▶ EXERCISE DIRECTIONS: Show each line that has the string "ummat" in it.

-- Start --

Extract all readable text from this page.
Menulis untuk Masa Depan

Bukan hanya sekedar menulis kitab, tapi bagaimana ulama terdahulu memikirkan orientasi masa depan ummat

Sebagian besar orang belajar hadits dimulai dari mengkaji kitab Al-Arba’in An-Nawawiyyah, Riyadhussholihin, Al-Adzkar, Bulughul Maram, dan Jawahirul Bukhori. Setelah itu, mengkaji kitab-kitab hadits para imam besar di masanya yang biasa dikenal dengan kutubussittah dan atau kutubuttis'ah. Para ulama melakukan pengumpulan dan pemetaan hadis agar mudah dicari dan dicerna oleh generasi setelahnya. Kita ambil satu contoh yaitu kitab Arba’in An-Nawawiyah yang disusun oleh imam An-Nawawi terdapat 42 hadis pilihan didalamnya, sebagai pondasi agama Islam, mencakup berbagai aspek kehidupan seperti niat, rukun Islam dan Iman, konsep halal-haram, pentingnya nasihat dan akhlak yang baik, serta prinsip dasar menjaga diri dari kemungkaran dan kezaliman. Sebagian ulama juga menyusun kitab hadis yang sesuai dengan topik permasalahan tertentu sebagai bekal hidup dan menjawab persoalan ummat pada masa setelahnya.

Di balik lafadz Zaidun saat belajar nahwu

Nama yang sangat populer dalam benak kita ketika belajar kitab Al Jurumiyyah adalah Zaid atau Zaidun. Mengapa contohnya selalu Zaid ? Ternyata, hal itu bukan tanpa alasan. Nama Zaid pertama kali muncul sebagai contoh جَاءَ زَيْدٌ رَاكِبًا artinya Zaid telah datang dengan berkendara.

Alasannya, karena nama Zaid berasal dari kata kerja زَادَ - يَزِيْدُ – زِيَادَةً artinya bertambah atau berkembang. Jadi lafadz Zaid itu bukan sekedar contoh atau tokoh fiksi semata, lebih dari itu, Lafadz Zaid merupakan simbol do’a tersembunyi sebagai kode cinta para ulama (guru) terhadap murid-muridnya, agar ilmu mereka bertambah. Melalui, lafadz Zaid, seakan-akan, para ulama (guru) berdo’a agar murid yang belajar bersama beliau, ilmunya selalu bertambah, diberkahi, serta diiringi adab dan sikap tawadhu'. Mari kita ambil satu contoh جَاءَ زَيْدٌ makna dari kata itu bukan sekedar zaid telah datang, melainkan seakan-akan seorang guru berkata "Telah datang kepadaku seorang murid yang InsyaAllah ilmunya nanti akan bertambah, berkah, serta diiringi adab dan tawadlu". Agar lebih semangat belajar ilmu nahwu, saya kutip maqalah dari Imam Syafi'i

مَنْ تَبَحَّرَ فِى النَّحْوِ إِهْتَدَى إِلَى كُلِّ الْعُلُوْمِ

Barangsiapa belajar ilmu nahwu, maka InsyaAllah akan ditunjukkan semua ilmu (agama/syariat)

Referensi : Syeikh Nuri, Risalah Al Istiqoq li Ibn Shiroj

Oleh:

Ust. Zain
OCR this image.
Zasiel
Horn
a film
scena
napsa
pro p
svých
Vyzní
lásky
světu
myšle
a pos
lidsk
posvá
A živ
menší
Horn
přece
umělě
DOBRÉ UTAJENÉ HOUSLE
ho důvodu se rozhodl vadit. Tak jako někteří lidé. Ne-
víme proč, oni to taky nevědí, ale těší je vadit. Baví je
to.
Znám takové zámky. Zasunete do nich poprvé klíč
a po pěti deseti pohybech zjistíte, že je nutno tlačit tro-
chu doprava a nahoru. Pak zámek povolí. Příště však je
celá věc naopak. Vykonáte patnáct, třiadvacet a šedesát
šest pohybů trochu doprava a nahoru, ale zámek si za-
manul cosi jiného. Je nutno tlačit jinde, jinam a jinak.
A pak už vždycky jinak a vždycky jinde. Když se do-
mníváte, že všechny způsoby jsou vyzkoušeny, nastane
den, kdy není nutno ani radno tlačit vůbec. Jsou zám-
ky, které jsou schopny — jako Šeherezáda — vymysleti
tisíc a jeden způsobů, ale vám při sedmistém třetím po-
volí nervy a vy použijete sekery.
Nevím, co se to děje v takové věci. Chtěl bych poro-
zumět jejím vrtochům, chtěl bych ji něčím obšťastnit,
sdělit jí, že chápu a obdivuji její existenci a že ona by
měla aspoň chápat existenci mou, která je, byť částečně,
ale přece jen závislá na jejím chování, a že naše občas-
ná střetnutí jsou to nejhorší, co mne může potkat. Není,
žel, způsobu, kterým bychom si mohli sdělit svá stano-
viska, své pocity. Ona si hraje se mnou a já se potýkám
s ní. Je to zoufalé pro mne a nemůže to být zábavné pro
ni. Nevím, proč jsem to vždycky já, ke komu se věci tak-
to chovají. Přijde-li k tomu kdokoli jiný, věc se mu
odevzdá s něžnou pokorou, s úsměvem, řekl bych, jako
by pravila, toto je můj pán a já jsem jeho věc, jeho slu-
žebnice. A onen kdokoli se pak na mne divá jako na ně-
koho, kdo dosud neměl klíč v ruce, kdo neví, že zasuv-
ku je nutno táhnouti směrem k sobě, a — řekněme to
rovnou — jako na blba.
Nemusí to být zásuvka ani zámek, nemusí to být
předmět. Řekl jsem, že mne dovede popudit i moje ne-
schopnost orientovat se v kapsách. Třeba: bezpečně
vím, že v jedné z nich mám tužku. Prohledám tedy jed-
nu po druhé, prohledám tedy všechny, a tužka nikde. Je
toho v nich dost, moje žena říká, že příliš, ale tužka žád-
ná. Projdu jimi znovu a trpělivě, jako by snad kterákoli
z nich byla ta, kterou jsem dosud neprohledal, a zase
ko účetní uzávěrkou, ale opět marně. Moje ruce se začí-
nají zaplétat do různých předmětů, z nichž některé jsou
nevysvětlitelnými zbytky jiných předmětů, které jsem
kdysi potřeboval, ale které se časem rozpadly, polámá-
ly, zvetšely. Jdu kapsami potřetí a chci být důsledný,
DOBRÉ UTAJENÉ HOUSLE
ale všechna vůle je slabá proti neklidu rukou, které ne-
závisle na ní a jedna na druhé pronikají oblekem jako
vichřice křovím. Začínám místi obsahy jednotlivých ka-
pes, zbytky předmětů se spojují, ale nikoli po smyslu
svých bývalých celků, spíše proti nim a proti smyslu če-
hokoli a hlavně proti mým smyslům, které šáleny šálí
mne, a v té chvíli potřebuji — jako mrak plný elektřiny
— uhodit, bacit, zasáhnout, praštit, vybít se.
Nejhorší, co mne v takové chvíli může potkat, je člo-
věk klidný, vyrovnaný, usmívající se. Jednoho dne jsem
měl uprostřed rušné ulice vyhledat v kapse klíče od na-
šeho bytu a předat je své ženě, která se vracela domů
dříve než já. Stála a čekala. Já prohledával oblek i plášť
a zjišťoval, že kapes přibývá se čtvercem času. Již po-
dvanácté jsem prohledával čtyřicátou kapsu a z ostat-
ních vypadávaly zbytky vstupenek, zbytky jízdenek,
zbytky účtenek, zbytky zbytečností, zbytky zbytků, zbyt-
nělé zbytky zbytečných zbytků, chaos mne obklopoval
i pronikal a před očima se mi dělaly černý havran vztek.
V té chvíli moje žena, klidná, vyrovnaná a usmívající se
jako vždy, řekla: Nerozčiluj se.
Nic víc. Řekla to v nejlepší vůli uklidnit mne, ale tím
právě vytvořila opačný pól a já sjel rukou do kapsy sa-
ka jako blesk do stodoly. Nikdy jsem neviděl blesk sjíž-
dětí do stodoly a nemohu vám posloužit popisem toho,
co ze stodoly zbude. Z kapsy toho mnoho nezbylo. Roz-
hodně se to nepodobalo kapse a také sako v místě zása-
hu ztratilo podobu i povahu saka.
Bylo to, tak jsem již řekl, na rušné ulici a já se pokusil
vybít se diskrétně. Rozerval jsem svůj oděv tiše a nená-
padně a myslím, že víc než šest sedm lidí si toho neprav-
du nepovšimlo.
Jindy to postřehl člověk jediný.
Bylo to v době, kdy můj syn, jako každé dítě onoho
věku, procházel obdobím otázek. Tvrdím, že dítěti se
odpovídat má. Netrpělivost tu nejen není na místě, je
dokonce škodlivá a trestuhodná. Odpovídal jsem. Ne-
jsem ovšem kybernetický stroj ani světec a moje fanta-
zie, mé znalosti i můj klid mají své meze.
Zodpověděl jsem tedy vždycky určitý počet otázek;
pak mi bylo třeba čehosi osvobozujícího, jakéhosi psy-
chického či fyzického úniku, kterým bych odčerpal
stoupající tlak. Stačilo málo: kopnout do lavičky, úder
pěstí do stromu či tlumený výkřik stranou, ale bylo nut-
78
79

-- End --

▶ ANSWER TO THE PROBLEM:
Bukan hanya sekedar menulis kitab, tapi bagaimana ulama terdahulu memikirkan orientasi masa depan ummat
Sebagian besar orang belajar hadits dimulai dari mengkaji kitab Al-Arba’in An-Nawawiyyah, Riyadhussholihin, Al-Adzkar, Bulughul Maram, dan Jawahirul Bukhori. Setelah itu, mengkaji kitab-kitab hadits para imam besar di masanya yang biasa dikenal dengan kutubussittah dan atau kutubuttis'ah. Para ulama melakukan pengumpulan dan pemetaan hadis agar mudah dicari dan dicerna oleh generasi setelahnya. Kita ambil satu contoh yaitu kitab Arba’in An-Nawawiyah yang disusun oleh imam An-Nawawi terdapat 42 hadis pilihan didalamnya, sebagai pondasi agama Islam, mencakup berbagai aspek kehidupan seperti niat, rukun Islam dan Iman, konsep halal-haram, pentingnya nasihat dan akhlak yang baik, serta prinsip dasar menjaga diri dari kemungkaran dan kezaliman. Sebagian ulama juga menyusun kitab hadis yang sesuai dengan topik permasalahan tertentu sebagai bekal hidup dan menjawab persoalan ummat pada masa setelahnya.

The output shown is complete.